Repeat the listing in full, exactly as it stands.

[Stored records]
---+---
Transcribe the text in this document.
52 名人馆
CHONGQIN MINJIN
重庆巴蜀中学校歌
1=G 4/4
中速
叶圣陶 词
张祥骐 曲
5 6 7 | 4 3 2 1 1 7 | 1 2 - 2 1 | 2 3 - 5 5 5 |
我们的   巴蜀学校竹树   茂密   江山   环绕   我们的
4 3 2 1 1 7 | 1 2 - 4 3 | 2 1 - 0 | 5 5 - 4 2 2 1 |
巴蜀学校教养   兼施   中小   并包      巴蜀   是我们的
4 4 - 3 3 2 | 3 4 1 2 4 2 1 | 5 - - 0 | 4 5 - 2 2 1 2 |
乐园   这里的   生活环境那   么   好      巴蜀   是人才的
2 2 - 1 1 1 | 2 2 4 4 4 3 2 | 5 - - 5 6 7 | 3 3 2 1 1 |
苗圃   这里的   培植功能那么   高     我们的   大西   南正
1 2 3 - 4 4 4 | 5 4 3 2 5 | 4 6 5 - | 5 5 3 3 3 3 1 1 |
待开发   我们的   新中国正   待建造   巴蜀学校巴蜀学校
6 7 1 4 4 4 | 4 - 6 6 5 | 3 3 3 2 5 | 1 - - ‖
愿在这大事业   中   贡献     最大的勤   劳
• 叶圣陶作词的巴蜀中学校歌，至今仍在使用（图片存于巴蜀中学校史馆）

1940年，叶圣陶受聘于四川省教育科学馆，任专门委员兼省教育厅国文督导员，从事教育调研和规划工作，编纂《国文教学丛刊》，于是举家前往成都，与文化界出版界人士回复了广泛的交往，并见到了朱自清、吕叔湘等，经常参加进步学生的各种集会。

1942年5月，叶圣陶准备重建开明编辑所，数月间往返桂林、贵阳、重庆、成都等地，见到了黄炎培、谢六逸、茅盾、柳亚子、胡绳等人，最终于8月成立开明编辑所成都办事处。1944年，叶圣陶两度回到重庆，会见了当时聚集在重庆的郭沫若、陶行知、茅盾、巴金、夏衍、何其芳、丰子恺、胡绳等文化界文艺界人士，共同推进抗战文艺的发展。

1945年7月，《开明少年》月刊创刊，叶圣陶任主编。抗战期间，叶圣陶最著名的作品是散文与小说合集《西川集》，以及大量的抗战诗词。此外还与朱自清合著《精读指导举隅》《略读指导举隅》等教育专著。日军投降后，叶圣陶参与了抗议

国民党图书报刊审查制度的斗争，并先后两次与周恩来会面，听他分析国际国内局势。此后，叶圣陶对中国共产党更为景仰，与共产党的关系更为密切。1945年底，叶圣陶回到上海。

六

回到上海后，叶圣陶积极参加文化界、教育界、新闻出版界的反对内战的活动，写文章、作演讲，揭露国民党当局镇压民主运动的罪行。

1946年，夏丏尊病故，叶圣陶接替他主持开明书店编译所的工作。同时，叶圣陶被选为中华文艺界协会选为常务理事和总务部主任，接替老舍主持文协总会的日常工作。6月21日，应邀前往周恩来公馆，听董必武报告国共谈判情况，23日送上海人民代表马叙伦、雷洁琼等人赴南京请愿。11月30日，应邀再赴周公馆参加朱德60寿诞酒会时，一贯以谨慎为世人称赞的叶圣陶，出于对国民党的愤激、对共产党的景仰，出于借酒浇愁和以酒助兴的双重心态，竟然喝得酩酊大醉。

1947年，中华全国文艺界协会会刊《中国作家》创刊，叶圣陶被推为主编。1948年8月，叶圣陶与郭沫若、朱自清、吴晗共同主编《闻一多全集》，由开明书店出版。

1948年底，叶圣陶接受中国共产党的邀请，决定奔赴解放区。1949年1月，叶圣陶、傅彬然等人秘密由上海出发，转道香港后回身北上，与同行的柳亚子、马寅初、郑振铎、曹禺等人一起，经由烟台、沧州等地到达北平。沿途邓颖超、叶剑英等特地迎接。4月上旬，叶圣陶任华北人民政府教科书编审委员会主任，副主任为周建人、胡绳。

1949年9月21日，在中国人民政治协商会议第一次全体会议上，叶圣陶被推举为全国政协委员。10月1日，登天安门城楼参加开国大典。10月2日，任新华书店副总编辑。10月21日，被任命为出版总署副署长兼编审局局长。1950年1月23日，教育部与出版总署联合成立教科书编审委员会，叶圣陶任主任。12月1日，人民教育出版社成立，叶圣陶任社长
---+---
Solution below »
Transcribe the text in this document.
52 名人馆
CHONGQIN MINJIN
重庆巴蜀中学校歌
1=G 4/4
中速
叶圣陶 词
张祥骐 曲
5 6 7 | 4 3 2 1 1 7 | 1 2 - 2 1 | 2 3 - 5 5 5 |
我们的   巴蜀学校竹树   茂密   江山   环绕   我们的
4 3 2 1 1 7 | 1 2 - 4 3 | 2 1 - 0 | 5 5 - 4 2 2 1 |
巴蜀学校教养   兼施   中小   并包      巴蜀   是我们的
4 4 - 3 3 2 | 3 4 1 2 4 2 1 | 5 - - 0 | 4 5 - 2 2 1 2 |
乐园   这里的   生活环境那   么   好      巴蜀   是人才的
2 2 - 1 1 1 | 2 2 4 4 4 3 2 | 5 - - 5 6 7 | 3 3 2 1 1 |
苗圃   这里的   培植功能那么   高     我们的   大西   南正
1 2 3 - 4 4 4 | 5 4 3 2 5 | 4 6 5 - | 5 5 3 3 3 3 1 1 |
待开发   我们的   新中国正   待建造   巴蜀学校巴蜀学校
6 7 1 4 4 4 | 4 - 6 6 5 | 3 3 3 2 5 | 1 - - ‖
愿在这大事业   中   贡献     最大的勤   劳
• 叶圣陶作词的巴蜀中学校歌，至今仍在使用（图片存于巴蜀中学校史馆）

1940年，叶圣陶受聘于四川省教育科学馆，任专门委员兼省教育厅国文督导员，从事教育调研和规划工作，编纂《国文教学丛刊》，于是举家前往成都，与文化界出版界人士回复了广泛的交往，并见到了朱自清、吕叔湘等，经常参加进步学生的各种集会。

1942年5月，叶圣陶准备重建开明编辑所，数月间往返桂林、贵阳、重庆、成都等地，见到了黄炎培、谢六逸、茅盾、柳亚子、胡绳等人，最终于8月成立开明编辑所成都办事处。1944年，叶圣陶两度回到重庆，会见了当时聚集在重庆的郭沫若、陶行知、茅盾、巴金、夏衍、何其芳、丰子恺、胡绳等文化界文艺界人士，共同推进抗战文艺的发展。

1945年7月，《开明少年》月刊创刊，叶圣陶任主编。抗战期间，叶圣陶最著名的作品是散文与小说合集《西川集》，以及大量的抗战诗词。此外还与朱自清合著《精读指导举隅》《略读指导举隅》等教育专著。日军投降后，叶圣陶参与了抗议

国民党图书报刊审查制度的斗争，并先后两次与周恩来会面，听他分析国际国内局势。此后，叶圣陶对中国共产党更为景仰，与共产党的关系更为密切。1945年底，叶圣陶回到上海。

六

回到上海后，叶圣陶积极参加文化界、教育界、新闻出版界的反对内战的活动，写文章、作演讲，揭露国民党当局镇压民主运动的罪行。

1946年，夏丏尊病故，叶圣陶接替他主持开明书店编译所的工作。同时，叶圣陶被选为中华文艺界协会选为常务理事和总务部主任，接替老舍主持文协总会的日常工作。6月21日，应邀前往周恩来公馆，听董必武报告国共谈判情况，23日送上海人民代表马叙伦、雷洁琼等人赴南京请愿。11月30日，应邀再赴周公馆参加朱德60寿诞酒会时，一贯以谨慎为世人称赞的叶圣陶，出于对国民党的愤激、对共产党的景仰，出于借酒浇愁和以酒助兴的双重心态，竟然喝得酩酊大醉。

1947年，中华全国文艺界协会会刊《中国作家》创刊，叶圣陶被推为主编。1948年8月，叶圣陶与郭沫若、朱自清、吴晗共同主编《闻一多全集》，由开明书店出版。

1948年底，叶圣陶接受中国共产党的邀请，决定奔赴解放区。1949年1月，叶圣陶、傅彬然等人秘密由上海出发，转道香港后回身北上，与同行的柳亚子、马寅初、郑振铎、曹禺等人一起，经由烟台、沧州等地到达北平。沿途邓颖超、叶剑英等特地迎接。4月上旬，叶圣陶任华北人民政府教科书编审委员会主任，副主任为周建人、胡绳。

1949年9月21日，在中国人民政治协商会议第一次全体会议上，叶圣陶被推举为全国政协委员。10月1日，登天安门城楼参加开国大典。10月2日，任新华书店副总编辑。10月21日，被任命为出版总署副署长兼编审局局长。1950年1月23日，教育部与出版总署联合成立教科书编审委员会，叶圣陶任主任。12月1日，人民教育出版社成立，叶圣陶任社长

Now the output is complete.